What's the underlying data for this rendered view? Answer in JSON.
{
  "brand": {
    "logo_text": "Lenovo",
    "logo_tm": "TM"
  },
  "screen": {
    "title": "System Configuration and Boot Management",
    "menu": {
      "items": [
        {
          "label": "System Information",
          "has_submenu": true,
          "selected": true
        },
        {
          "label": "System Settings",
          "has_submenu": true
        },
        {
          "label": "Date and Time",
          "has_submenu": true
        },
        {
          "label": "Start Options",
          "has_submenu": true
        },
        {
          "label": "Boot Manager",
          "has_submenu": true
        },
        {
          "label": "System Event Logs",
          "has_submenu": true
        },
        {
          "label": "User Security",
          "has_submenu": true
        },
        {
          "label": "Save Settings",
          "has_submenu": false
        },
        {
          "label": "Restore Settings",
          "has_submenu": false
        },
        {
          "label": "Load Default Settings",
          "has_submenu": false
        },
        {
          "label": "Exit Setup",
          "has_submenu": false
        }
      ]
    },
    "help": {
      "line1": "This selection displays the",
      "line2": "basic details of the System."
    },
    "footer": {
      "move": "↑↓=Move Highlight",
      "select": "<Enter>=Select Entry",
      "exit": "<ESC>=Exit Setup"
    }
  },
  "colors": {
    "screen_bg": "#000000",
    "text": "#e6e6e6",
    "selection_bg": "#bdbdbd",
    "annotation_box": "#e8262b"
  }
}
■ ■ ■ ■ ■ ■ ■
**Task:** Give every line of the material again, exactly as it reads.

**Right answer:**
What's the underlying data for this rendered view? Answer in JSON.
{
  "brand": {
    "logo_text": "Lenovo",
    "logo_tm": "TM"
  },
  "screen": {
    "title": "System Configuration and Boot Management",
    "menu": {
      "items": [
        {
          "label": "System Information",
          "has_submenu": true,
          "selected": true
        },
        {
          "label": "System Settings",
          "has_submenu": true
        },
        {
          "label": "Date and Time",
          "has_submenu": true
        },
        {
          "label": "Start Options",
          "has_submenu": true
        },
        {
          "label": "Boot Manager",
          "has_submenu": true
        },
        {
          "label": "System Event Logs",
          "has_submenu": true
        },
        {
          "label": "User Security",
          "has_submenu": true
        },
        {
          "label": "Save Settings",
          "has_submenu": false
        },
        {
          "label": "Restore Settings",
          "has_submenu": false
        },
        {
          "label": "Load Default Settings",
          "has_submenu": false
        },
        {
          "label": "Exit Setup",
          "has_submenu": false
        }
      ]
    },
    "help": {
      "line1": "This selection displays the",
      "line2": "basic details of the System."
    },
    "footer": {
      "move": "↑↓=Move Highlight",
      "select": "<Enter>=Select Entry",
      "exit": "<ESC>=Exit Setup"
    }
  },
  "colors": {
    "screen_bg": "#000000",
    "text": "#e6e6e6",
    "selection_bg": "#bdbdbd",
    "annotation_box": "#e8262b"
  }
}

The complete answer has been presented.